§ **JOB**
Collect every line in the records below that contains the word "للانضمام".

[Source records]
** BEGIN **
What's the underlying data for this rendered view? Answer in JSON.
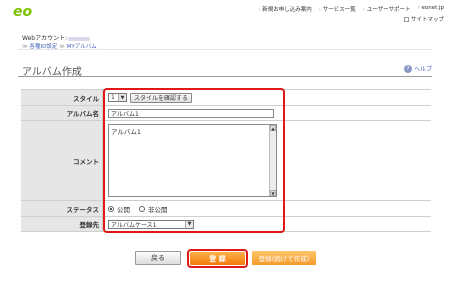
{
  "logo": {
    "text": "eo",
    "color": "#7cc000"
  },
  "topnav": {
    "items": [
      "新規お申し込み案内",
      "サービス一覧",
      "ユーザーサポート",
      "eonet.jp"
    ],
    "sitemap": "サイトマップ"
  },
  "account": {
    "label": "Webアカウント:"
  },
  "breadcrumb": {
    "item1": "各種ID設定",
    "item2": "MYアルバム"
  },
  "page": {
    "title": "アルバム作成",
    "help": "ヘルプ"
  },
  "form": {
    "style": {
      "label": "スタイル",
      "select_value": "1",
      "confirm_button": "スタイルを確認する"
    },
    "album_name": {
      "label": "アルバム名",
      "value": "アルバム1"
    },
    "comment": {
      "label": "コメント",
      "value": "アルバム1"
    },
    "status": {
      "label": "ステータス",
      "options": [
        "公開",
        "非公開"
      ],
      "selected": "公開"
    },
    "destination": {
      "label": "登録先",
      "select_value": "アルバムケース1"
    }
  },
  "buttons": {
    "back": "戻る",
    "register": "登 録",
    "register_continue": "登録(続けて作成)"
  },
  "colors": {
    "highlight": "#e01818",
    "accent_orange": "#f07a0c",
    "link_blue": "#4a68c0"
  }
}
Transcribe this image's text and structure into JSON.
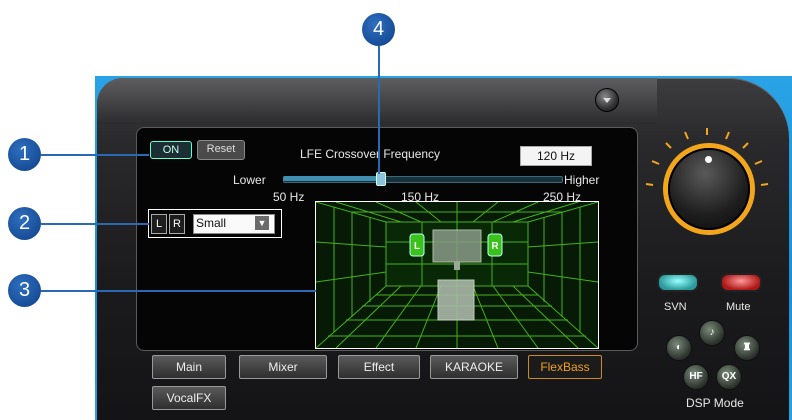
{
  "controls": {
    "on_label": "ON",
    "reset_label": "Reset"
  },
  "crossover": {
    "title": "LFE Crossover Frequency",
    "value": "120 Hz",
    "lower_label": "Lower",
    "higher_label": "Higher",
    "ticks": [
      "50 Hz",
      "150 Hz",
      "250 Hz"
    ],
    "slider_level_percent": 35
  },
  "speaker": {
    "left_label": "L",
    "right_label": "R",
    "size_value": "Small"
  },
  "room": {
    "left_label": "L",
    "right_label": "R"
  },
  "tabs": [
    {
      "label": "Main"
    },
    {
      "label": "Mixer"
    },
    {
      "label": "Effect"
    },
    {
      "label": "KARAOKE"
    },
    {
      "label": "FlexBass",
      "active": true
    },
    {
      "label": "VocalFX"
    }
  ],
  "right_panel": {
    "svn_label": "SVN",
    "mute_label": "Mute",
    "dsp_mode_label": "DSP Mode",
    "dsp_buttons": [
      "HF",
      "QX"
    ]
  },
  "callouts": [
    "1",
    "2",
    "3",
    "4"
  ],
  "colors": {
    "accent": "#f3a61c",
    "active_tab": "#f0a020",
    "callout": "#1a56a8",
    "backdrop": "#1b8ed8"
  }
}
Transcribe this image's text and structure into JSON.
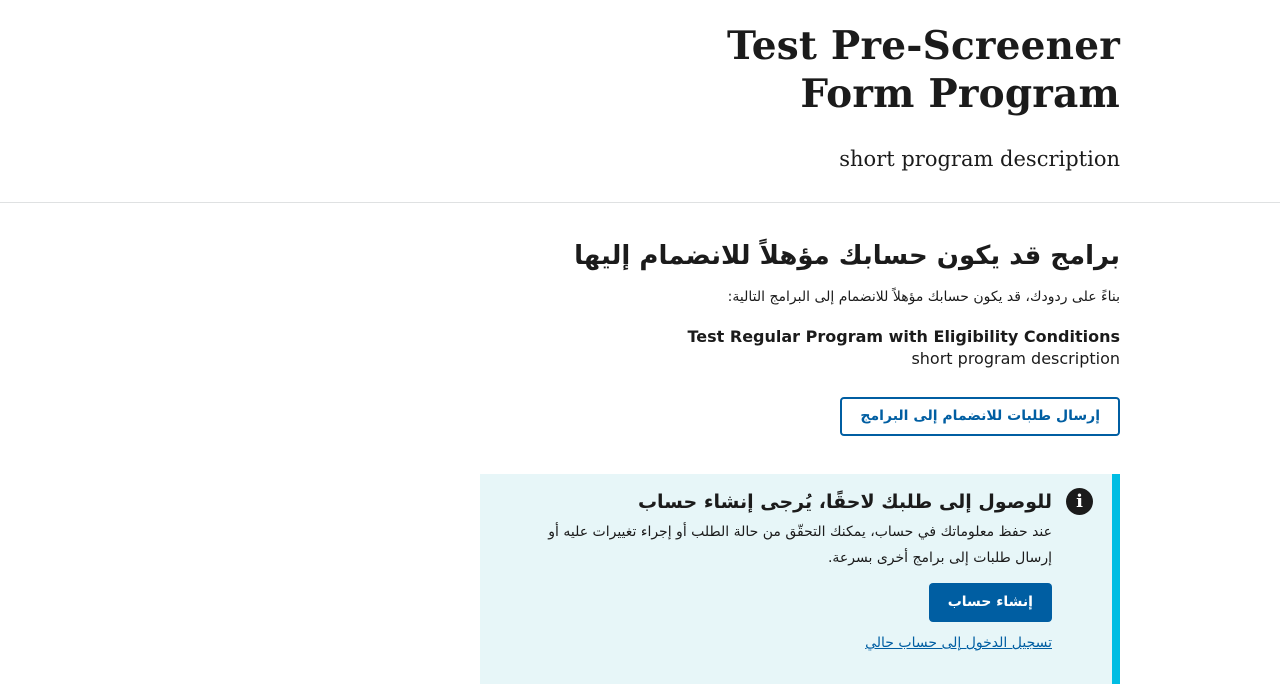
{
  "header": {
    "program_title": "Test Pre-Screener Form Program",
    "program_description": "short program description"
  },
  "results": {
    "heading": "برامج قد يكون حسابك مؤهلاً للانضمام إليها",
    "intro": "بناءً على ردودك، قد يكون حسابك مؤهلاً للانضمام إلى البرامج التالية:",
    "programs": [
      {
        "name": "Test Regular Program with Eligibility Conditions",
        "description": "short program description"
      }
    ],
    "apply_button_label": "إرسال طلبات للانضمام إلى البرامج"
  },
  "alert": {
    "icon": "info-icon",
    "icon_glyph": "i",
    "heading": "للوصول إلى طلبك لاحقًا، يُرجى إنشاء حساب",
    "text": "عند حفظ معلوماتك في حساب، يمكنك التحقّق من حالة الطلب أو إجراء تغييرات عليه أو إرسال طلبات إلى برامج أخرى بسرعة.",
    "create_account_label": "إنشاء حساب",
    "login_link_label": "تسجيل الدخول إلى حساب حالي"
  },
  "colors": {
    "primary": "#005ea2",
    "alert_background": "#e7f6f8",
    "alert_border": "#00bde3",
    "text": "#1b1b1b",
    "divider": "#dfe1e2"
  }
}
** END **
§ **RESPONSE TO THIS EXERCISE**
    "heading": "برامج قد يكون حسابك مؤهلاً للانضمام إليها",
    "intro": "بناءً على ردودك، قد يكون حسابك مؤهلاً للانضمام إلى البرامج التالية:",
    "apply_button_label": "إرسال طلبات للانضمام إلى البرامج"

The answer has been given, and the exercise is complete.